**DATA FOR THIS TASK**
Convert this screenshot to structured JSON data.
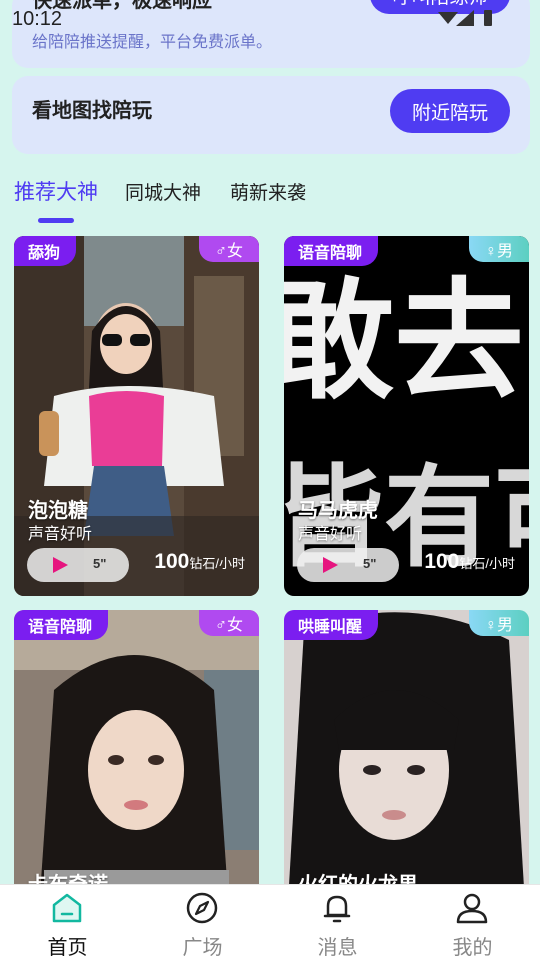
{
  "status": {
    "time": "10:12"
  },
  "banner_call": {
    "title": "快速派单，极速响应",
    "subtitle": "给陪陪推送提醒，平台免费派单。",
    "button": "呼叫陪练师"
  },
  "banner_map": {
    "title": "看地图找陪玩",
    "button": "附近陪玩"
  },
  "tabs": [
    {
      "label": "推荐大神",
      "active": true
    },
    {
      "label": "同城大神",
      "active": false
    },
    {
      "label": "萌新来袭",
      "active": false
    }
  ],
  "cards": [
    {
      "tag": "舔狗",
      "gender": "♂女",
      "name": "泡泡糖",
      "desc": "声音好听",
      "duration": "5\"",
      "price": "100",
      "unit": "钻石/小时"
    },
    {
      "tag": "语音陪聊",
      "gender": "♀男",
      "name": "马马虎虎",
      "desc": "声音好听",
      "duration": "5\"",
      "price": "100",
      "unit": "钻石/小时",
      "photo_text": [
        "敢去",
        "皆有可"
      ]
    },
    {
      "tag": "语音陪聊",
      "gender": "♂女",
      "name": "卡布奇诺"
    },
    {
      "tag": "哄睡叫醒",
      "gender": "♀男",
      "name": "火红的火龙果"
    }
  ],
  "nav": [
    {
      "label": "首页",
      "icon": "home-icon",
      "active": true
    },
    {
      "label": "广场",
      "icon": "compass-icon",
      "active": false
    },
    {
      "label": "消息",
      "icon": "bell-icon",
      "active": false
    },
    {
      "label": "我的",
      "icon": "user-icon",
      "active": false
    }
  ],
  "colors": {
    "accent": "#4f3cf2",
    "tag": "#7b1ef0",
    "nav_active": "#12b8a0",
    "background": "#d6f5ee"
  }
}
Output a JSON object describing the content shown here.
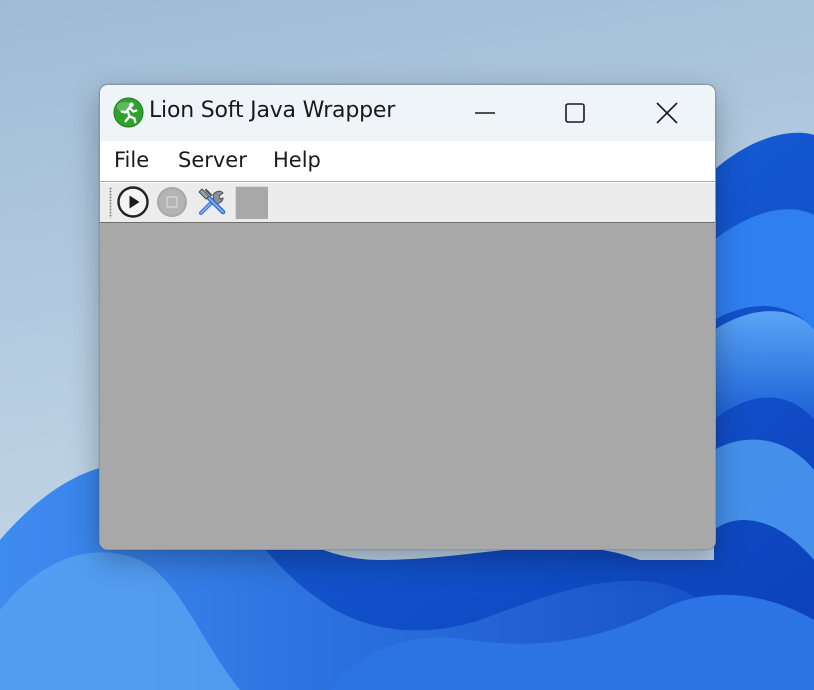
{
  "window": {
    "title": "Lion Soft Java Wrapper",
    "app_icon": "running-man-icon"
  },
  "window_controls": {
    "minimize_icon": "minimize-icon",
    "maximize_icon": "maximize-icon",
    "close_icon": "close-icon"
  },
  "menu": {
    "items": [
      {
        "label": "File"
      },
      {
        "label": "Server"
      },
      {
        "label": "Help"
      }
    ]
  },
  "toolbar": {
    "buttons": [
      {
        "icon": "play-icon",
        "enabled": true
      },
      {
        "icon": "stop-icon",
        "enabled": false
      },
      {
        "icon": "tools-icon",
        "enabled": true
      }
    ]
  },
  "colors": {
    "content_background": "#a8a8a8",
    "titlebar_background": "#eff4f9",
    "app_icon_green": "#2ea12e"
  }
}
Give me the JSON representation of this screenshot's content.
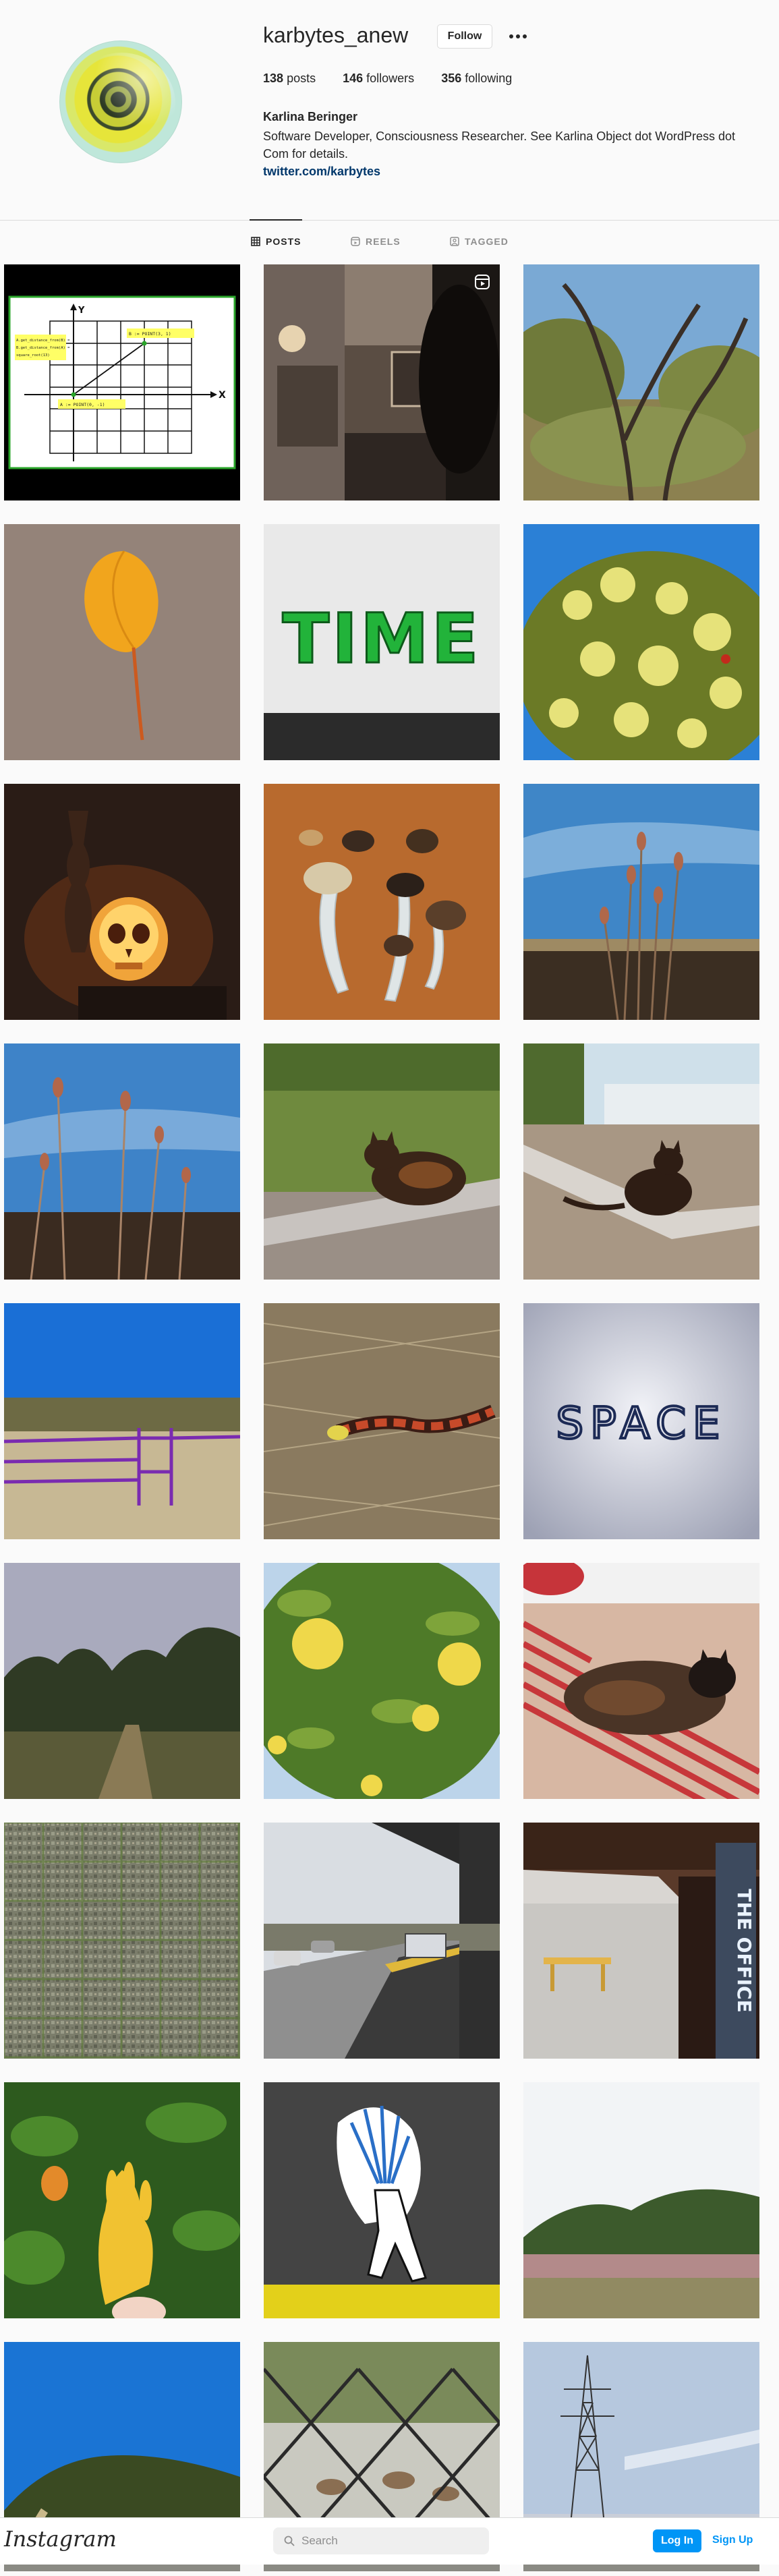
{
  "profile": {
    "username": "karbytes_anew",
    "follow_label": "Follow",
    "more_icon": "ellipsis-icon",
    "stats": {
      "posts_count": "138",
      "posts_label": "posts",
      "followers_count": "146",
      "followers_label": "followers",
      "following_count": "356",
      "following_label": "following"
    },
    "full_name": "Karlina Beringer",
    "bio": "Software Developer, Consciousness Researcher. See Karlina Object dot WordPress dot Com for details.",
    "link": "twitter.com/karbytes"
  },
  "tabs": [
    {
      "label": "POSTS",
      "icon": "grid-icon",
      "active": true
    },
    {
      "label": "REELS",
      "icon": "reels-icon",
      "active": false
    },
    {
      "label": "TAGGED",
      "icon": "tag-icon",
      "active": false
    }
  ],
  "posts": {
    "diagram_texts": {
      "y_axis": "Y",
      "x_axis": "X",
      "note_left": "A.get_distance_from(B) = B.get_distance_from(A) = square_root(13)",
      "label_b": "B := POINT(3, 1)",
      "label_a": "A := POINT(0, -1)"
    },
    "word_time": "TIME",
    "word_space": "SPACE",
    "office_sign": "THE OFFICE",
    "tiles": [
      "coordinate-diagram",
      "reel-dark-room",
      "oak-trees",
      "yellow-leaf",
      "time-word",
      "yellow-flowers-bush",
      "skull-lamp",
      "mushrooms",
      "teasel-sky-1",
      "teasel-sky-2",
      "cat-on-curb-1",
      "cat-on-curb-2",
      "purple-gate-hills",
      "snake-in-grass",
      "space-word",
      "dusk-trail",
      "lemon-tree",
      "cat-on-cushions",
      "noise-pattern",
      "train-platform",
      "office-building",
      "buddhas-hand-fruit",
      "sticker-on-post",
      "hills-meadow",
      "hillside-blue-sky",
      "deer-behind-fence",
      "power-tower-marsh"
    ]
  },
  "footer": {
    "logo": "Instagram",
    "search_placeholder": "Search",
    "login_label": "Log In",
    "signup_label": "Sign Up"
  },
  "colors": {
    "accent": "#0095f6",
    "link": "#00376b",
    "text": "#262626",
    "muted": "#8e8e8e",
    "background": "#fafafa"
  }
}
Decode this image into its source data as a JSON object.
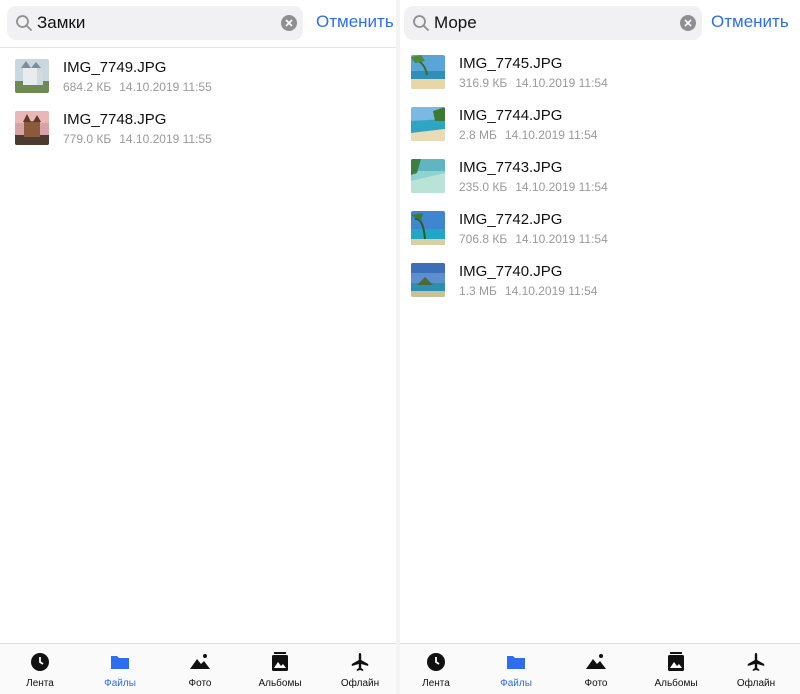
{
  "left": {
    "search": {
      "value": "Замки",
      "cancel_label": "Отменить"
    },
    "files": [
      {
        "name": "IMG_7749.JPG",
        "size": "684.2 КБ",
        "date": "14.10.2019 11:55"
      },
      {
        "name": "IMG_7748.JPG",
        "size": "779.0 КБ",
        "date": "14.10.2019 11:55"
      }
    ]
  },
  "right": {
    "search": {
      "value": "Море",
      "cancel_label": "Отменить"
    },
    "files": [
      {
        "name": "IMG_7745.JPG",
        "size": "316.9 КБ",
        "date": "14.10.2019 11:54"
      },
      {
        "name": "IMG_7744.JPG",
        "size": "2.8 МБ",
        "date": "14.10.2019 11:54"
      },
      {
        "name": "IMG_7743.JPG",
        "size": "235.0 КБ",
        "date": "14.10.2019 11:54"
      },
      {
        "name": "IMG_7742.JPG",
        "size": "706.8 КБ",
        "date": "14.10.2019 11:54"
      },
      {
        "name": "IMG_7740.JPG",
        "size": "1.3 МБ",
        "date": "14.10.2019 11:54"
      }
    ]
  },
  "tabs": [
    {
      "label": "Лента",
      "icon": "clock-icon"
    },
    {
      "label": "Файлы",
      "icon": "folder-icon",
      "active": true
    },
    {
      "label": "Фото",
      "icon": "photo-icon"
    },
    {
      "label": "Альбомы",
      "icon": "album-icon"
    },
    {
      "label": "Офлайн",
      "icon": "airplane-icon"
    }
  ],
  "colors": {
    "accent": "#2d6ef0",
    "meta": "#9a9a9a",
    "icon": "#111111"
  }
}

**STATED EXERCISE**
Omit all pictures while transcribing the entries verbatim.

**SOLUTION BELOW**
Convert this screenshot to structured JSON data.
{
  "status": {
    "time": "10:12"
  },
  "banner_call": {
    "title": "快速派单，极速响应",
    "subtitle": "给陪陪推送提醒，平台免费派单。",
    "button": "呼叫陪练师"
  },
  "banner_map": {
    "title": "看地图找陪玩",
    "button": "附近陪玩"
  },
  "tabs": [
    {
      "label": "推荐大神",
      "active": true
    },
    {
      "label": "同城大神",
      "active": false
    },
    {
      "label": "萌新来袭",
      "active": false
    }
  ],
  "cards": [
    {
      "tag": "舔狗",
      "gender": "♂女",
      "name": "泡泡糖",
      "desc": "声音好听",
      "duration": "5\"",
      "price": "100",
      "unit": "钻石/小时"
    },
    {
      "tag": "语音陪聊",
      "gender": "♀男",
      "name": "马马虎虎",
      "desc": "声音好听",
      "duration": "5\"",
      "price": "100",
      "unit": "钻石/小时",
      "photo_text": [
        "敢去",
        "皆有可"
      ]
    },
    {
      "tag": "语音陪聊",
      "gender": "♂女",
      "name": "卡布奇诺"
    },
    {
      "tag": "哄睡叫醒",
      "gender": "♀男",
      "name": "火红的火龙果"
    }
  ],
  "nav": [
    {
      "label": "首页",
      "icon": "home-icon",
      "active": true
    },
    {
      "label": "广场",
      "icon": "compass-icon",
      "active": false
    },
    {
      "label": "消息",
      "icon": "bell-icon",
      "active": false
    },
    {
      "label": "我的",
      "icon": "user-icon",
      "active": false
    }
  ],
  "colors": {
    "accent": "#4f3cf2",
    "tag": "#7b1ef0",
    "nav_active": "#12b8a0",
    "background": "#d6f5ee"
  }
}
Output a JSON object describing the content shown here.
{
  "window": {
    "title": "Lion Soft Java Wrapper",
    "app_icon": "running-man-icon"
  },
  "window_controls": {
    "minimize_icon": "minimize-icon",
    "maximize_icon": "maximize-icon",
    "close_icon": "close-icon"
  },
  "menu": {
    "items": [
      {
        "label": "File"
      },
      {
        "label": "Server"
      },
      {
        "label": "Help"
      }
    ]
  },
  "toolbar": {
    "buttons": [
      {
        "icon": "play-icon",
        "enabled": true
      },
      {
        "icon": "stop-icon",
        "enabled": false
      },
      {
        "icon": "tools-icon",
        "enabled": true
      }
    ]
  },
  "colors": {
    "content_background": "#a8a8a8",
    "titlebar_background": "#eff4f9",
    "app_icon_green": "#2ea12e"
  }
}
Give me the JSON representation of this screenshot's content.
{
  "profile": {
    "username": "karbytes_anew",
    "follow_label": "Follow",
    "more_icon": "ellipsis-icon",
    "stats": {
      "posts_count": "138",
      "posts_label": "posts",
      "followers_count": "146",
      "followers_label": "followers",
      "following_count": "356",
      "following_label": "following"
    },
    "full_name": "Karlina Beringer",
    "bio": "Software Developer, Consciousness Researcher. See Karlina Object dot WordPress dot Com for details.",
    "link": "twitter.com/karbytes"
  },
  "tabs": [
    {
      "label": "POSTS",
      "icon": "grid-icon",
      "active": true
    },
    {
      "label": "REELS",
      "icon": "reels-icon",
      "active": false
    },
    {
      "label": "TAGGED",
      "icon": "tag-icon",
      "active": false
    }
  ],
  "posts": {
    "diagram_texts": {
      "y_axis": "Y",
      "x_axis": "X",
      "note_left": "A.get_distance_from(B) = B.get_distance_from(A) = square_root(13)",
      "label_b": "B := POINT(3, 1)",
      "label_a": "A := POINT(0, -1)"
    },
    "word_time": "TIME",
    "word_space": "SPACE",
    "office_sign": "THE OFFICE",
    "tiles": [
      "coordinate-diagram",
      "reel-dark-room",
      "oak-trees",
      "yellow-leaf",
      "time-word",
      "yellow-flowers-bush",
      "skull-lamp",
      "mushrooms",
      "teasel-sky-1",
      "teasel-sky-2",
      "cat-on-curb-1",
      "cat-on-curb-2",
      "purple-gate-hills",
      "snake-in-grass",
      "space-word",
      "dusk-trail",
      "lemon-tree",
      "cat-on-cushions",
      "noise-pattern",
      "train-platform",
      "office-building",
      "buddhas-hand-fruit",
      "sticker-on-post",
      "hills-meadow",
      "hillside-blue-sky",
      "deer-behind-fence",
      "power-tower-marsh"
    ]
  },
  "footer": {
    "logo": "Instagram",
    "search_placeholder": "Search",
    "login_label": "Log In",
    "signup_label": "Sign Up"
  },
  "colors": {
    "accent": "#0095f6",
    "link": "#00376b",
    "text": "#262626",
    "muted": "#8e8e8e",
    "background": "#fafafa"
  }
}
Decode this image into its source data as a JSON object.
{
  "left": {
    "search": {
      "value": "Замки",
      "cancel_label": "Отменить"
    },
    "files": [
      {
        "name": "IMG_7749.JPG",
        "size": "684.2 КБ",
        "date": "14.10.2019 11:55"
      },
      {
        "name": "IMG_7748.JPG",
        "size": "779.0 КБ",
        "date": "14.10.2019 11:55"
      }
    ]
  },
  "right": {
    "search": {
      "value": "Море",
      "cancel_label": "Отменить"
    },
    "files": [
      {
        "name": "IMG_7745.JPG",
        "size": "316.9 КБ",
        "date": "14.10.2019 11:54"
      },
      {
        "name": "IMG_7744.JPG",
        "size": "2.8 МБ",
        "date": "14.10.2019 11:54"
      },
      {
        "name": "IMG_7743.JPG",
        "size": "235.0 КБ",
        "date": "14.10.2019 11:54"
      },
      {
        "name": "IMG_7742.JPG",
        "size": "706.8 КБ",
        "date": "14.10.2019 11:54"
      },
      {
        "name": "IMG_7740.JPG",
        "size": "1.3 МБ",
        "date": "14.10.2019 11:54"
      }
    ]
  },
  "tabs": [
    {
      "label": "Лента",
      "icon": "clock-icon"
    },
    {
      "label": "Файлы",
      "icon": "folder-icon",
      "active": true
    },
    {
      "label": "Фото",
      "icon": "photo-icon"
    },
    {
      "label": "Альбомы",
      "icon": "album-icon"
    },
    {
      "label": "Офлайн",
      "icon": "airplane-icon"
    }
  ],
  "colors": {
    "accent": "#2d6ef0",
    "meta": "#9a9a9a",
    "icon": "#111111"
  }
}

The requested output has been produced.